MATERIAL SHOWN ::

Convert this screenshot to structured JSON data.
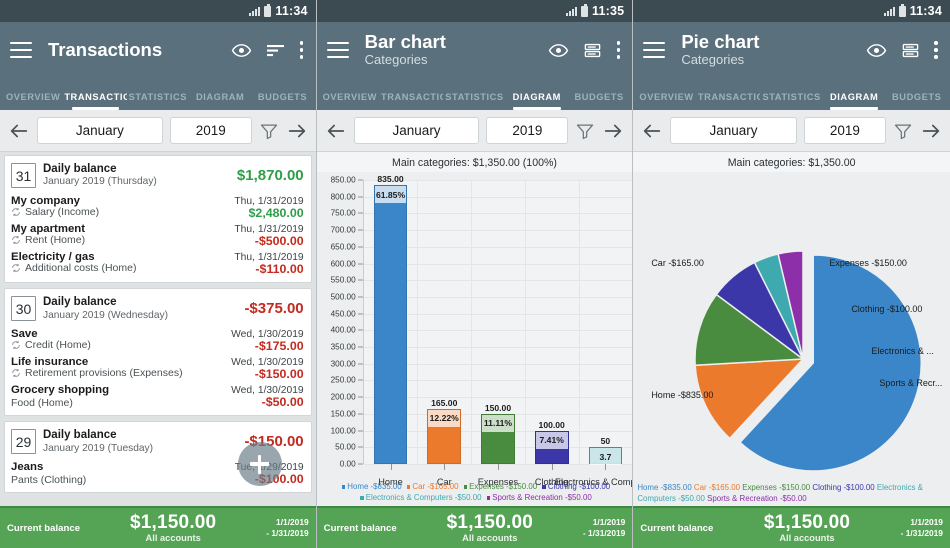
{
  "panels": [
    {
      "status": {
        "time": "11:34"
      },
      "appbar": {
        "title": "Transactions",
        "subtitle": ""
      },
      "tabs": [
        {
          "label": "OVERVIEW",
          "active": false
        },
        {
          "label": "TRANSACTIO",
          "active": true
        },
        {
          "label": "STATISTICS",
          "active": false
        },
        {
          "label": "DIAGRAM",
          "active": false
        },
        {
          "label": "BUDGETS",
          "active": false
        }
      ],
      "datenav": {
        "month": "January",
        "year": "2019"
      },
      "bottom": {
        "label": "Current balance",
        "amount": "$1,150.00",
        "sub": "All accounts",
        "range_from": "1/1/2019",
        "range_to": "- 1/31/2019"
      }
    },
    {
      "status": {
        "time": "11:35"
      },
      "appbar": {
        "title": "Bar chart",
        "subtitle": "Categories"
      },
      "tabs": [
        {
          "label": "OVERVIEW",
          "active": false
        },
        {
          "label": "TRANSACTIO",
          "active": false
        },
        {
          "label": "STATISTICS",
          "active": false
        },
        {
          "label": "DIAGRAM",
          "active": true
        },
        {
          "label": "BUDGETS",
          "active": false
        }
      ],
      "datenav": {
        "month": "January",
        "year": "2019"
      },
      "bottom": {
        "label": "Current balance",
        "amount": "$1,150.00",
        "sub": "All accounts",
        "range_from": "1/1/2019",
        "range_to": "- 1/31/2019"
      }
    },
    {
      "status": {
        "time": "11:34"
      },
      "appbar": {
        "title": "Pie chart",
        "subtitle": "Categories"
      },
      "tabs": [
        {
          "label": "OVERVIEW",
          "active": false
        },
        {
          "label": "TRANSACTIO",
          "active": false
        },
        {
          "label": "STATISTICS",
          "active": false
        },
        {
          "label": "DIAGRAM",
          "active": true
        },
        {
          "label": "BUDGETS",
          "active": false
        }
      ],
      "datenav": {
        "month": "January",
        "year": "2019"
      },
      "bottom": {
        "label": "Current balance",
        "amount": "$1,150.00",
        "sub": "All accounts",
        "range_from": "1/1/2019",
        "range_to": "- 1/31/2019"
      }
    }
  ],
  "transactions": {
    "groups": [
      {
        "day": "31",
        "title": "Daily balance",
        "subtitle": "January 2019 (Thursday)",
        "amount": "$1,870.00",
        "sign": "pos",
        "items": [
          {
            "name": "My company",
            "date": "Thu, 1/31/2019",
            "category": "Salary (Income)",
            "amount": "$2,480.00",
            "sign": "pos",
            "recurring": true
          },
          {
            "name": "My apartment",
            "date": "Thu, 1/31/2019",
            "category": "Rent (Home)",
            "amount": "-$500.00",
            "sign": "neg",
            "recurring": true
          },
          {
            "name": "Electricity / gas",
            "date": "Thu, 1/31/2019",
            "category": "Additional costs (Home)",
            "amount": "-$110.00",
            "sign": "neg",
            "recurring": true
          }
        ]
      },
      {
        "day": "30",
        "title": "Daily balance",
        "subtitle": "January 2019 (Wednesday)",
        "amount": "-$375.00",
        "sign": "neg",
        "items": [
          {
            "name": "Save",
            "date": "Wed, 1/30/2019",
            "category": "Credit (Home)",
            "amount": "-$175.00",
            "sign": "neg",
            "recurring": true
          },
          {
            "name": "Life insurance",
            "date": "Wed, 1/30/2019",
            "category": "Retirement provisions (Expenses)",
            "amount": "-$150.00",
            "sign": "neg",
            "recurring": true
          },
          {
            "name": "Grocery shopping",
            "date": "Wed, 1/30/2019",
            "category": "Food (Home)",
            "amount": "-$50.00",
            "sign": "neg",
            "recurring": false
          }
        ]
      },
      {
        "day": "29",
        "title": "Daily balance",
        "subtitle": "January 2019 (Tuesday)",
        "amount": "-$150.00",
        "sign": "neg",
        "items": [
          {
            "name": "Jeans",
            "date": "Tue, 1/29/2019",
            "category": "Pants (Clothing)",
            "amount": "-$100.00",
            "sign": "neg",
            "recurring": false
          }
        ]
      }
    ]
  },
  "chart_data": [
    {
      "type": "bar",
      "title": "Main categories: $1,350.00 (100%)",
      "xlabel": "",
      "ylabel": "",
      "ylim": [
        0,
        850
      ],
      "ytick_step": 50,
      "yticks": [
        "0.00",
        "50.00",
        "100.00",
        "150.00",
        "200.00",
        "250.00",
        "300.00",
        "350.00",
        "400.00",
        "450.00",
        "500.00",
        "550.00",
        "600.00",
        "650.00",
        "700.00",
        "750.00",
        "800.00",
        "850.00"
      ],
      "grid": true,
      "categories": [
        "Home",
        "Car",
        "Expenses",
        "Clothing",
        "Electronics & Computers"
      ],
      "values": [
        835,
        165,
        150,
        100,
        50
      ],
      "value_labels": [
        "835.00",
        "165.00",
        "150.00",
        "100.00",
        "50"
      ],
      "percent_labels": [
        "61.85%",
        "12.22%",
        "11.11%",
        "7.41%",
        "3.7"
      ],
      "colors": [
        "#3b86c8",
        "#ec7a2d",
        "#4a8c3f",
        "#3b37a8",
        "#3fa9b0"
      ],
      "legend_position": "bottom",
      "legend": [
        {
          "label": "Home -$835.00",
          "color": "#3b86c8"
        },
        {
          "label": "Car -$165.00",
          "color": "#ec7a2d"
        },
        {
          "label": "Expenses -$150.00",
          "color": "#4a8c3f"
        },
        {
          "label": "Clothing -$100.00",
          "color": "#3b37a8"
        },
        {
          "label": "Electronics & Computers -$50.00",
          "color": "#3fa9b0"
        },
        {
          "label": "Sports & Recreation -$50.00",
          "color": "#8d2fa8"
        }
      ]
    },
    {
      "type": "pie",
      "title": "Main categories: $1,350.00",
      "labels": [
        "Home",
        "Car",
        "Expenses",
        "Clothing",
        "Electronics & Computers",
        "Sports & Recreation"
      ],
      "values": [
        835,
        165,
        150,
        100,
        50,
        50
      ],
      "colors": [
        "#3b86c8",
        "#ec7a2d",
        "#4a8c3f",
        "#3b37a8",
        "#3fa9b0",
        "#8d2fa8"
      ],
      "callouts": [
        "Home -$835.00",
        "Car -$165.00",
        "Expenses -$150.00",
        "Clothing -$100.00",
        "Electronics & ...",
        "Sports & Recr..."
      ],
      "legend_position": "bottom",
      "legend": [
        {
          "label": "Home -$835.00",
          "color": "#3b86c8"
        },
        {
          "label": "Car -$165.00",
          "color": "#ec7a2d"
        },
        {
          "label": "Expenses -$150.00",
          "color": "#4a8c3f"
        },
        {
          "label": "Clothing -$100.00",
          "color": "#3b37a8"
        },
        {
          "label": "Electronics & Computers -$50.00",
          "color": "#3fa9b0"
        },
        {
          "label": "Sports & Recreation -$50.00",
          "color": "#8d2fa8"
        }
      ]
    }
  ],
  "icons": {
    "menu": "hamburger-icon",
    "eye": "eye-icon",
    "sort": "sort-icon",
    "table": "table-rows-icon",
    "more": "more-vertical-icon",
    "prev": "arrow-left-icon",
    "next": "arrow-right-icon",
    "filter": "funnel-icon",
    "add": "plus-icon"
  }
}
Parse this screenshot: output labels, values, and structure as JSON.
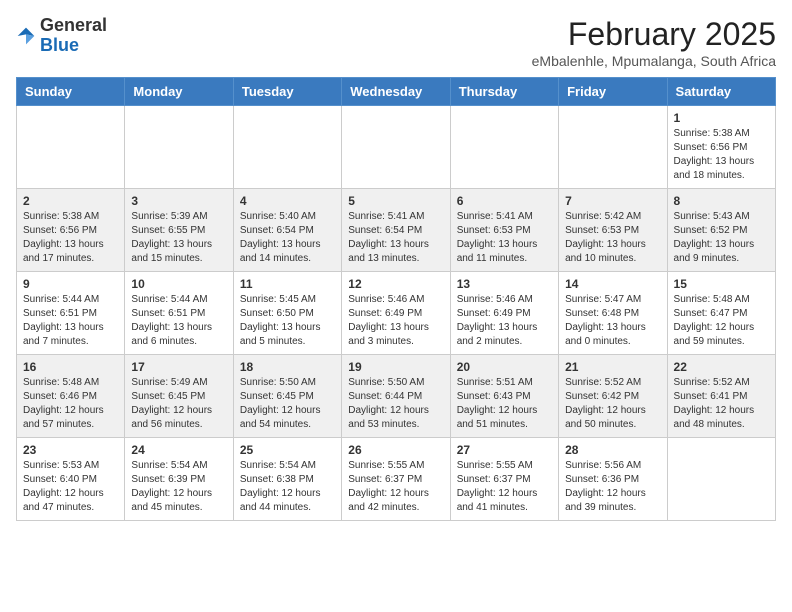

YOUR OBJECTIVE :: Pictures in the records above are left out; print everything else exactly as written.

SOLUTION TO THE PROBLEM ::
Convert this screenshot to structured JSON data.
{
  "panels": [
    {
      "status": {
        "time": "11:34"
      },
      "appbar": {
        "title": "Transactions",
        "subtitle": ""
      },
      "tabs": [
        {
          "label": "OVERVIEW",
          "active": false
        },
        {
          "label": "TRANSACTIO",
          "active": true
        },
        {
          "label": "STATISTICS",
          "active": false
        },
        {
          "label": "DIAGRAM",
          "active": false
        },
        {
          "label": "BUDGETS",
          "active": false
        }
      ],
      "datenav": {
        "month": "January",
        "year": "2019"
      },
      "bottom": {
        "label": "Current balance",
        "amount": "$1,150.00",
        "sub": "All accounts",
        "range_from": "1/1/2019",
        "range_to": "- 1/31/2019"
      }
    },
    {
      "status": {
        "time": "11:35"
      },
      "appbar": {
        "title": "Bar chart",
        "subtitle": "Categories"
      },
      "tabs": [
        {
          "label": "OVERVIEW",
          "active": false
        },
        {
          "label": "TRANSACTIO",
          "active": false
        },
        {
          "label": "STATISTICS",
          "active": false
        },
        {
          "label": "DIAGRAM",
          "active": true
        },
        {
          "label": "BUDGETS",
          "active": false
        }
      ],
      "datenav": {
        "month": "January",
        "year": "2019"
      },
      "bottom": {
        "label": "Current balance",
        "amount": "$1,150.00",
        "sub": "All accounts",
        "range_from": "1/1/2019",
        "range_to": "- 1/31/2019"
      }
    },
    {
      "status": {
        "time": "11:34"
      },
      "appbar": {
        "title": "Pie chart",
        "subtitle": "Categories"
      },
      "tabs": [
        {
          "label": "OVERVIEW",
          "active": false
        },
        {
          "label": "TRANSACTIO",
          "active": false
        },
        {
          "label": "STATISTICS",
          "active": false
        },
        {
          "label": "DIAGRAM",
          "active": true
        },
        {
          "label": "BUDGETS",
          "active": false
        }
      ],
      "datenav": {
        "month": "January",
        "year": "2019"
      },
      "bottom": {
        "label": "Current balance",
        "amount": "$1,150.00",
        "sub": "All accounts",
        "range_from": "1/1/2019",
        "range_to": "- 1/31/2019"
      }
    }
  ],
  "transactions": {
    "groups": [
      {
        "day": "31",
        "title": "Daily balance",
        "subtitle": "January 2019 (Thursday)",
        "amount": "$1,870.00",
        "sign": "pos",
        "items": [
          {
            "name": "My company",
            "date": "Thu, 1/31/2019",
            "category": "Salary (Income)",
            "amount": "$2,480.00",
            "sign": "pos",
            "recurring": true
          },
          {
            "name": "My apartment",
            "date": "Thu, 1/31/2019",
            "category": "Rent (Home)",
            "amount": "-$500.00",
            "sign": "neg",
            "recurring": true
          },
          {
            "name": "Electricity / gas",
            "date": "Thu, 1/31/2019",
            "category": "Additional costs (Home)",
            "amount": "-$110.00",
            "sign": "neg",
            "recurring": true
          }
        ]
      },
      {
        "day": "30",
        "title": "Daily balance",
        "subtitle": "January 2019 (Wednesday)",
        "amount": "-$375.00",
        "sign": "neg",
        "items": [
          {
            "name": "Save",
            "date": "Wed, 1/30/2019",
            "category": "Credit (Home)",
            "amount": "-$175.00",
            "sign": "neg",
            "recurring": true
          },
          {
            "name": "Life insurance",
            "date": "Wed, 1/30/2019",
            "category": "Retirement provisions (Expenses)",
            "amount": "-$150.00",
            "sign": "neg",
            "recurring": true
          },
          {
            "name": "Grocery shopping",
            "date": "Wed, 1/30/2019",
            "category": "Food (Home)",
            "amount": "-$50.00",
            "sign": "neg",
            "recurring": false
          }
        ]
      },
      {
        "day": "29",
        "title": "Daily balance",
        "subtitle": "January 2019 (Tuesday)",
        "amount": "-$150.00",
        "sign": "neg",
        "items": [
          {
            "name": "Jeans",
            "date": "Tue, 1/29/2019",
            "category": "Pants (Clothing)",
            "amount": "-$100.00",
            "sign": "neg",
            "recurring": false
          }
        ]
      }
    ]
  },
  "chart_data": [
    {
      "type": "bar",
      "title": "Main categories: $1,350.00 (100%)",
      "xlabel": "",
      "ylabel": "",
      "ylim": [
        0,
        850
      ],
      "ytick_step": 50,
      "yticks": [
        "0.00",
        "50.00",
        "100.00",
        "150.00",
        "200.00",
        "250.00",
        "300.00",
        "350.00",
        "400.00",
        "450.00",
        "500.00",
        "550.00",
        "600.00",
        "650.00",
        "700.00",
        "750.00",
        "800.00",
        "850.00"
      ],
      "grid": true,
      "categories": [
        "Home",
        "Car",
        "Expenses",
        "Clothing",
        "Electronics & Computers"
      ],
      "values": [
        835,
        165,
        150,
        100,
        50
      ],
      "value_labels": [
        "835.00",
        "165.00",
        "150.00",
        "100.00",
        "50"
      ],
      "percent_labels": [
        "61.85%",
        "12.22%",
        "11.11%",
        "7.41%",
        "3.7"
      ],
      "colors": [
        "#3b86c8",
        "#ec7a2d",
        "#4a8c3f",
        "#3b37a8",
        "#3fa9b0"
      ],
      "legend_position": "bottom",
      "legend": [
        {
          "label": "Home -$835.00",
          "color": "#3b86c8"
        },
        {
          "label": "Car -$165.00",
          "color": "#ec7a2d"
        },
        {
          "label": "Expenses -$150.00",
          "color": "#4a8c3f"
        },
        {
          "label": "Clothing -$100.00",
          "color": "#3b37a8"
        },
        {
          "label": "Electronics & Computers -$50.00",
          "color": "#3fa9b0"
        },
        {
          "label": "Sports & Recreation -$50.00",
          "color": "#8d2fa8"
        }
      ]
    },
    {
      "type": "pie",
      "title": "Main categories: $1,350.00",
      "labels": [
        "Home",
        "Car",
        "Expenses",
        "Clothing",
        "Electronics & Computers",
        "Sports & Recreation"
      ],
      "values": [
        835,
        165,
        150,
        100,
        50,
        50
      ],
      "colors": [
        "#3b86c8",
        "#ec7a2d",
        "#4a8c3f",
        "#3b37a8",
        "#3fa9b0",
        "#8d2fa8"
      ],
      "callouts": [
        "Home -$835.00",
        "Car -$165.00",
        "Expenses -$150.00",
        "Clothing -$100.00",
        "Electronics & ...",
        "Sports & Recr..."
      ],
      "legend_position": "bottom",
      "legend": [
        {
          "label": "Home -$835.00",
          "color": "#3b86c8"
        },
        {
          "label": "Car -$165.00",
          "color": "#ec7a2d"
        },
        {
          "label": "Expenses -$150.00",
          "color": "#4a8c3f"
        },
        {
          "label": "Clothing -$100.00",
          "color": "#3b37a8"
        },
        {
          "label": "Electronics & Computers -$50.00",
          "color": "#3fa9b0"
        },
        {
          "label": "Sports & Recreation -$50.00",
          "color": "#8d2fa8"
        }
      ]
    }
  ],
  "icons": {
    "menu": "hamburger-icon",
    "eye": "eye-icon",
    "sort": "sort-icon",
    "table": "table-rows-icon",
    "more": "more-vertical-icon",
    "prev": "arrow-left-icon",
    "next": "arrow-right-icon",
    "filter": "funnel-icon",
    "add": "plus-icon"
  }
}
Parse this screenshot: output labels, values, and structure as JSON.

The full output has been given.